Written instruction |
Spot each line that carries the word "Shift"; copy those lines.

(Data records)
▬▬▬▬▬▬▬▬▬▬
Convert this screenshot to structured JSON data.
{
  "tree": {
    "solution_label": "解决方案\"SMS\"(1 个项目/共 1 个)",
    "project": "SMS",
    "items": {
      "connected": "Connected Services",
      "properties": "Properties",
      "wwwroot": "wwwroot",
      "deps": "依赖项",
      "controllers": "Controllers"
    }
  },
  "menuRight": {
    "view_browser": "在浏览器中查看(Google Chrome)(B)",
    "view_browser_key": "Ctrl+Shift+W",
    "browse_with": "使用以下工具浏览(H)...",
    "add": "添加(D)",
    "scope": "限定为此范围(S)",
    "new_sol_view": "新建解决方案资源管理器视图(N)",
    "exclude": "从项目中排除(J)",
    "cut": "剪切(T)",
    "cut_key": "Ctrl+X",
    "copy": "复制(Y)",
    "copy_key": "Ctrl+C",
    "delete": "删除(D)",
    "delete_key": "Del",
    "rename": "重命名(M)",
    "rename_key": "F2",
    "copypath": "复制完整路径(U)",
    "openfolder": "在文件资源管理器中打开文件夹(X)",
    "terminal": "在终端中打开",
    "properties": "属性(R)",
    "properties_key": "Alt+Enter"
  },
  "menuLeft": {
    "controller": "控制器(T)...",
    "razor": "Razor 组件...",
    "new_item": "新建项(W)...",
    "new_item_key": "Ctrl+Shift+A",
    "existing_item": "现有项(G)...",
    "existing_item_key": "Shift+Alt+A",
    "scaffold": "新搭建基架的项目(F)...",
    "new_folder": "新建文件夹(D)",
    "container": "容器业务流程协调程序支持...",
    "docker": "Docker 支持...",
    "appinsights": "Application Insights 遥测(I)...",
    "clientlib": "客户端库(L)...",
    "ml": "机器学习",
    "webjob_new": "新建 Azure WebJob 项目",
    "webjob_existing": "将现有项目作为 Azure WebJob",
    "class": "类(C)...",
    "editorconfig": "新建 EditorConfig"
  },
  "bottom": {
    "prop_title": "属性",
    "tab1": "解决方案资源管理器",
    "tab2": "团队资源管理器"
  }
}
▬▬▬▬▬▬▬▬▬▬
Answer |
    "view_browser_key": "Ctrl+Shift+W",
    "new_item_key": "Ctrl+Shift+A",
    "existing_item_key": "Shift+Alt+A",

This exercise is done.